▶ [SOURCE EXCERPT]:
--------

Jed Patrick P.

asked • 11/04/19# Please help me to solve this equation and it's all about Derivatives (Basic Calculus)

This is a performance task and I don't know what to do here 😭

y=sin^3(x^3+log2 X)

## 2 Answers By Expert Tutors

Let u = x^{3}+log_{2}x then the problem becomes y=sin^{3}(u) .... dy/dx=3sin^{2}ucos(u)du/dx (chain rule) ... Now du/dx = 3x^{2} + d/dx(log_{2}x). Use the change of base property of logarithms (log2x = ln x/ln2) to find du/dx = 3x^{2}+1/xln2. Reverse the substitution and get dy/dx = 3sin^{2}(x^{3}+log_{2}x)cos(x^{3}+log_{2}x)(3x^{2}+1/xln2)

Jed Patrick P.

--------

▶ [WORK INSTRUCTIONS]: Rewrite the paragraph in the calculus thread above that begins "Let u = x^{3}+log_{2}x" as a numbered list of steps, keeping its main facts.

▶ [RAW DATA]:
--------

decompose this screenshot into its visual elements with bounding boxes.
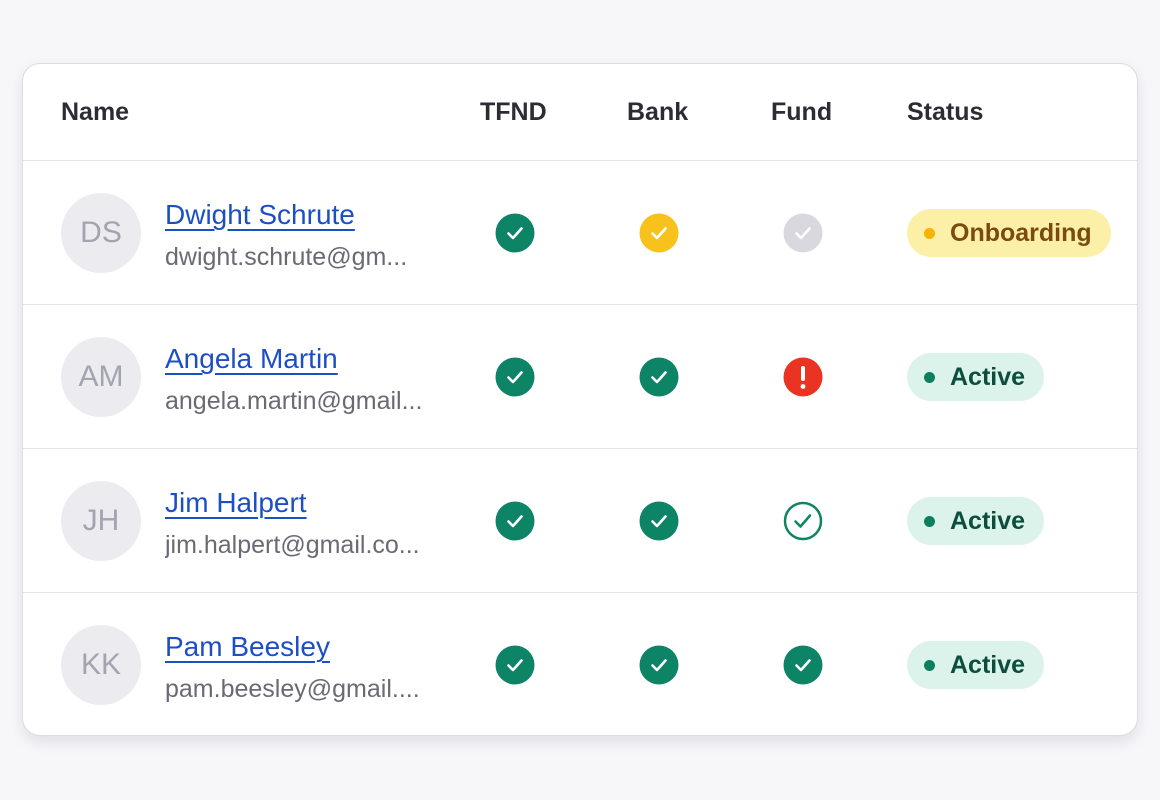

--------

▶ [SOLUTION TO THE EXERCISE]:
1. Let u = x^{3}+log_{2}x, so the problem becomes y = sin^{3}(u).
2. By the chain rule, dy/dx = 3sin^{2}(u)cos(u)du/dx.
3. Here du/dx = 3x^{2} + d/dx(log_{2}x).
4. Using the change of base property (log2x = ln x/ln2), du/dx = 3x^{2}+1/xln2.
5. Reverse the substitution to get dy/dx = 3sin^{2}(x^{3}+log_{2}x)cos(x^{3}+log_{2}x)(3x^{2}+1/xln2).